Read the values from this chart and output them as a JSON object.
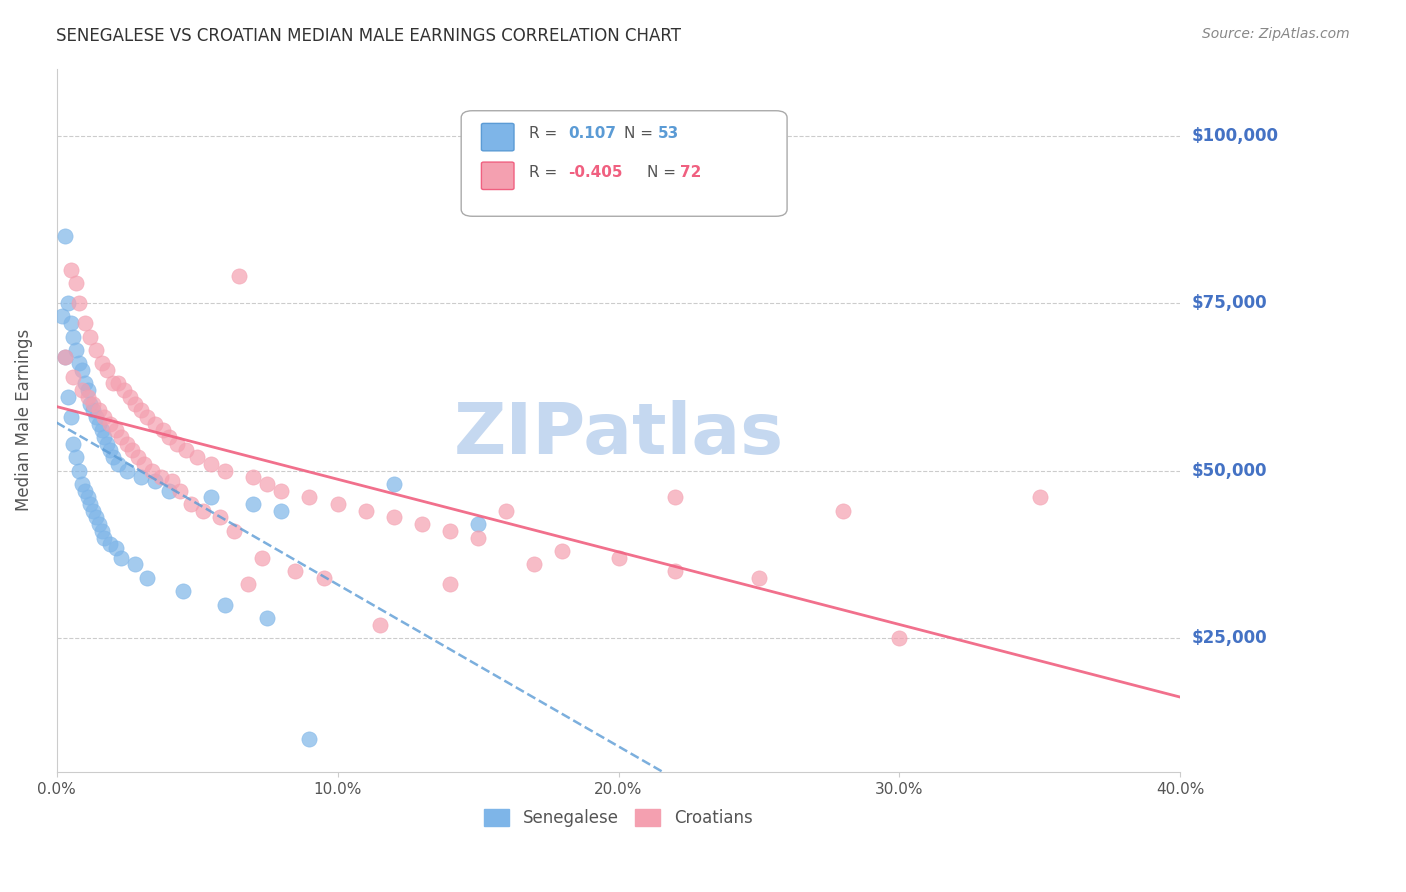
{
  "title": "SENEGALESE VS CROATIAN MEDIAN MALE EARNINGS CORRELATION CHART",
  "source_text": "Source: ZipAtlas.com",
  "xlabel_ticks": [
    "0.0%",
    "10.0%",
    "20.0%",
    "30.0%",
    "40.0%"
  ],
  "xlabel_tick_vals": [
    0.0,
    10.0,
    20.0,
    30.0,
    40.0
  ],
  "ylabel": "Median Male Earnings",
  "ytick_vals": [
    25000,
    50000,
    75000,
    100000
  ],
  "ytick_labels": [
    "$25,000",
    "$50,000",
    "$75,000",
    "$100,000"
  ],
  "xlim": [
    0.0,
    40.0
  ],
  "ylim": [
    5000,
    110000
  ],
  "senegalese_color": "#7EB5E8",
  "croatian_color": "#F4A0B0",
  "trend_blue": "#5B9BD5",
  "trend_pink": "#F06080",
  "watermark": "ZIPatlas",
  "watermark_color": "#C5D8F0",
  "legend_r_blue": "0.107",
  "legend_n_blue": "53",
  "legend_r_pink": "-0.405",
  "legend_n_pink": "72",
  "background_color": "#ffffff",
  "title_color": "#333333",
  "axis_label_color": "#555555",
  "ytick_color": "#4472C4",
  "senegalese_x": [
    0.3,
    0.4,
    0.5,
    0.6,
    0.7,
    0.8,
    0.9,
    1.0,
    1.1,
    1.2,
    1.3,
    1.4,
    1.5,
    1.6,
    1.7,
    1.8,
    1.9,
    2.0,
    2.2,
    2.5,
    3.0,
    3.5,
    4.0,
    5.5,
    7.0,
    8.0,
    0.2,
    0.3,
    0.4,
    0.5,
    0.6,
    0.7,
    0.8,
    0.9,
    1.0,
    1.1,
    1.2,
    1.3,
    1.4,
    1.5,
    1.6,
    1.7,
    1.9,
    2.1,
    2.3,
    2.8,
    3.2,
    4.5,
    6.0,
    7.5,
    9.0,
    12.0,
    15.0
  ],
  "senegalese_y": [
    85000,
    75000,
    72000,
    70000,
    68000,
    66000,
    65000,
    63000,
    62000,
    60000,
    59000,
    58000,
    57000,
    56000,
    55000,
    54000,
    53000,
    52000,
    51000,
    50000,
    49000,
    48500,
    47000,
    46000,
    45000,
    44000,
    73000,
    67000,
    61000,
    58000,
    54000,
    52000,
    50000,
    48000,
    47000,
    46000,
    45000,
    44000,
    43000,
    42000,
    41000,
    40000,
    39000,
    38500,
    37000,
    36000,
    34000,
    32000,
    30000,
    28000,
    10000,
    48000,
    42000
  ],
  "croatian_x": [
    0.5,
    0.7,
    0.8,
    1.0,
    1.2,
    1.4,
    1.6,
    1.8,
    2.0,
    2.2,
    2.4,
    2.6,
    2.8,
    3.0,
    3.2,
    3.5,
    3.8,
    4.0,
    4.3,
    4.6,
    5.0,
    5.5,
    6.0,
    6.5,
    7.0,
    7.5,
    8.0,
    9.0,
    10.0,
    11.0,
    12.0,
    13.0,
    14.0,
    15.0,
    16.0,
    18.0,
    20.0,
    22.0,
    25.0,
    28.0,
    35.0,
    0.3,
    0.6,
    0.9,
    1.1,
    1.3,
    1.5,
    1.7,
    1.9,
    2.1,
    2.3,
    2.5,
    2.7,
    2.9,
    3.1,
    3.4,
    3.7,
    4.1,
    4.4,
    4.8,
    5.2,
    5.8,
    6.3,
    6.8,
    7.3,
    8.5,
    9.5,
    11.5,
    14.0,
    17.0,
    22.0,
    30.0
  ],
  "croatian_y": [
    80000,
    78000,
    75000,
    72000,
    70000,
    68000,
    66000,
    65000,
    63000,
    63000,
    62000,
    61000,
    60000,
    59000,
    58000,
    57000,
    56000,
    55000,
    54000,
    53000,
    52000,
    51000,
    50000,
    79000,
    49000,
    48000,
    47000,
    46000,
    45000,
    44000,
    43000,
    42000,
    41000,
    40000,
    44000,
    38000,
    37000,
    35000,
    34000,
    44000,
    46000,
    67000,
    64000,
    62000,
    61000,
    60000,
    59000,
    58000,
    57000,
    56000,
    55000,
    54000,
    53000,
    52000,
    51000,
    50000,
    49000,
    48500,
    47000,
    45000,
    44000,
    43000,
    41000,
    33000,
    37000,
    35000,
    34000,
    27000,
    33000,
    36000,
    46000,
    25000
  ]
}
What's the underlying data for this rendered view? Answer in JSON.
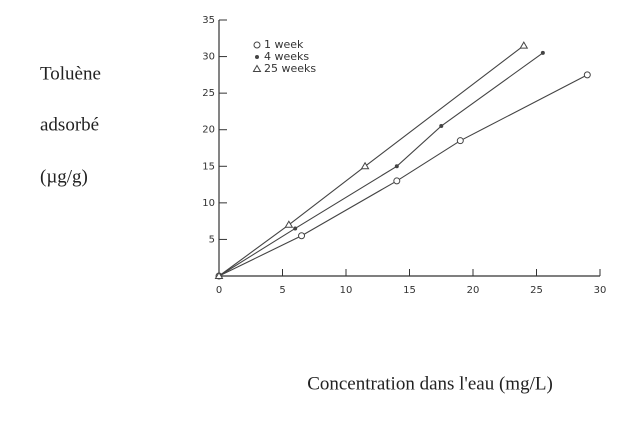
{
  "chart_data": {
    "type": "line",
    "ylabel": [
      "Toluène",
      "adsorbé",
      "(µg/g)"
    ],
    "xlabel": "Concentration dans l'eau (mg/L)",
    "xlim": [
      0,
      30
    ],
    "xticks": [
      0,
      5,
      10,
      15,
      20,
      25,
      30
    ],
    "ylim": [
      0,
      35
    ],
    "yticks": [
      5,
      10,
      15,
      20,
      25,
      30,
      35
    ],
    "series": [
      {
        "name": "1 week",
        "marker": "circle",
        "color": "#444",
        "x": [
          0,
          6.5,
          14,
          19,
          29
        ],
        "values": [
          0,
          5.5,
          13,
          18.5,
          27.5
        ]
      },
      {
        "name": "4 weeks",
        "marker": "dot",
        "color": "#444",
        "x": [
          0,
          6,
          14,
          17.5,
          25.5
        ],
        "values": [
          0,
          6.5,
          15,
          20.5,
          30.5
        ]
      },
      {
        "name": "25 weeks",
        "marker": "triangle",
        "color": "#444",
        "x": [
          0,
          5.5,
          11.5,
          24
        ],
        "values": [
          0,
          7,
          15,
          31.5
        ]
      }
    ]
  }
}
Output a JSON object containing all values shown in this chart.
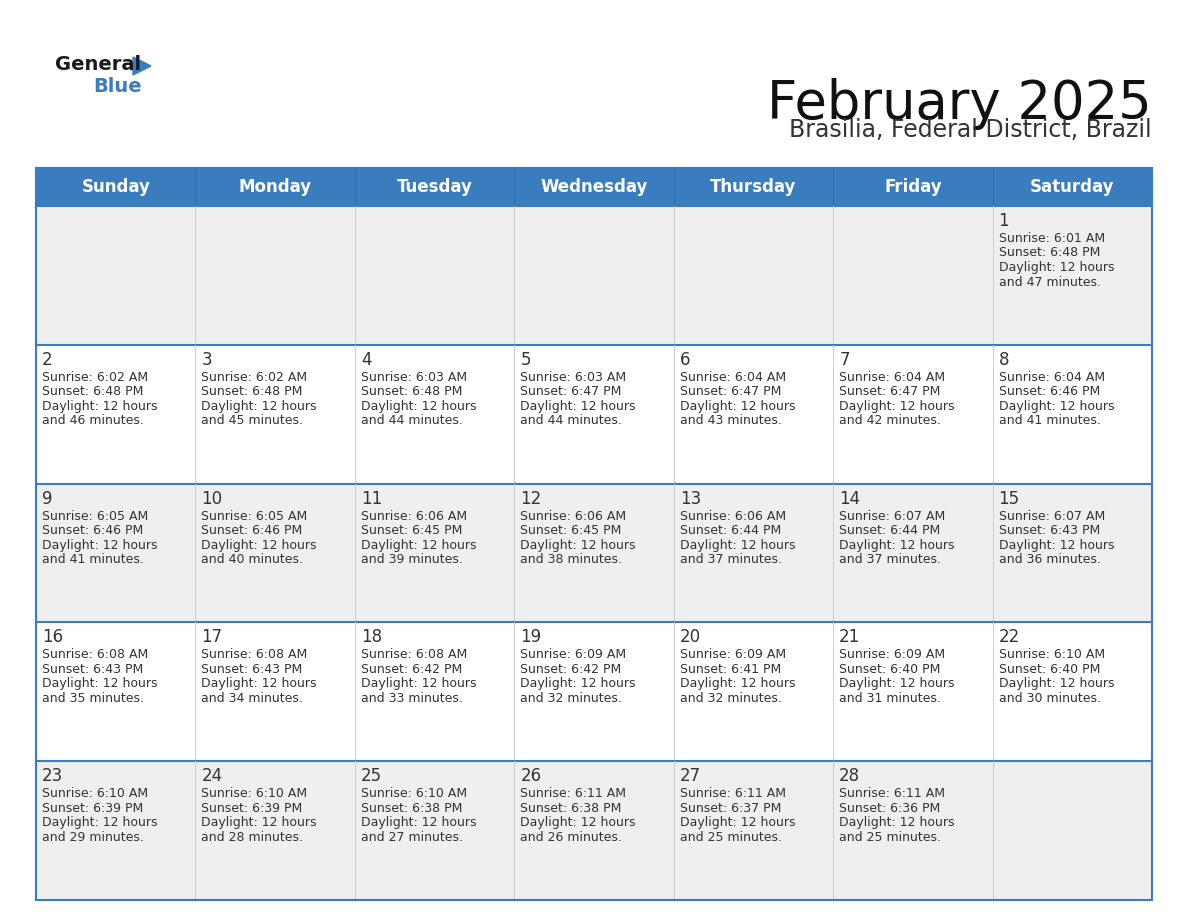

____________________

### EXERCISE OBJECTIVE
All lines from the one containing "What's the underlying" through the end of the data are to be written out exactly, with nothing added; skip the pictures.

### CORRECT RESPONSE
What's the underlying data for this rendered view? Answer in JSON.
{
  "chart_data": {
    "type": "line",
    "ylabel": [
      "Toluène",
      "adsorbé",
      "(µg/g)"
    ],
    "xlabel": "Concentration dans l'eau (mg/L)",
    "xlim": [
      0,
      30
    ],
    "xticks": [
      0,
      5,
      10,
      15,
      20,
      25,
      30
    ],
    "ylim": [
      0,
      35
    ],
    "yticks": [
      5,
      10,
      15,
      20,
      25,
      30,
      35
    ],
    "series": [
      {
        "name": "1 week",
        "marker": "circle",
        "color": "#444",
        "x": [
          0,
          6.5,
          14,
          19,
          29
        ],
        "values": [
          0,
          5.5,
          13,
          18.5,
          27.5
        ]
      },
      {
        "name": "4 weeks",
        "marker": "dot",
        "color": "#444",
        "x": [
          0,
          6,
          14,
          17.5,
          25.5
        ],
        "values": [
          0,
          6.5,
          15,
          20.5,
          30.5
        ]
      },
      {
        "name": "25 weeks",
        "marker": "triangle",
        "color": "#444",
        "x": [
          0,
          5.5,
          11.5,
          24
        ],
        "values": [
          0,
          7,
          15,
          31.5
        ]
      }
    ]
  }
}
Output a JSON object containing all values shown in this chart.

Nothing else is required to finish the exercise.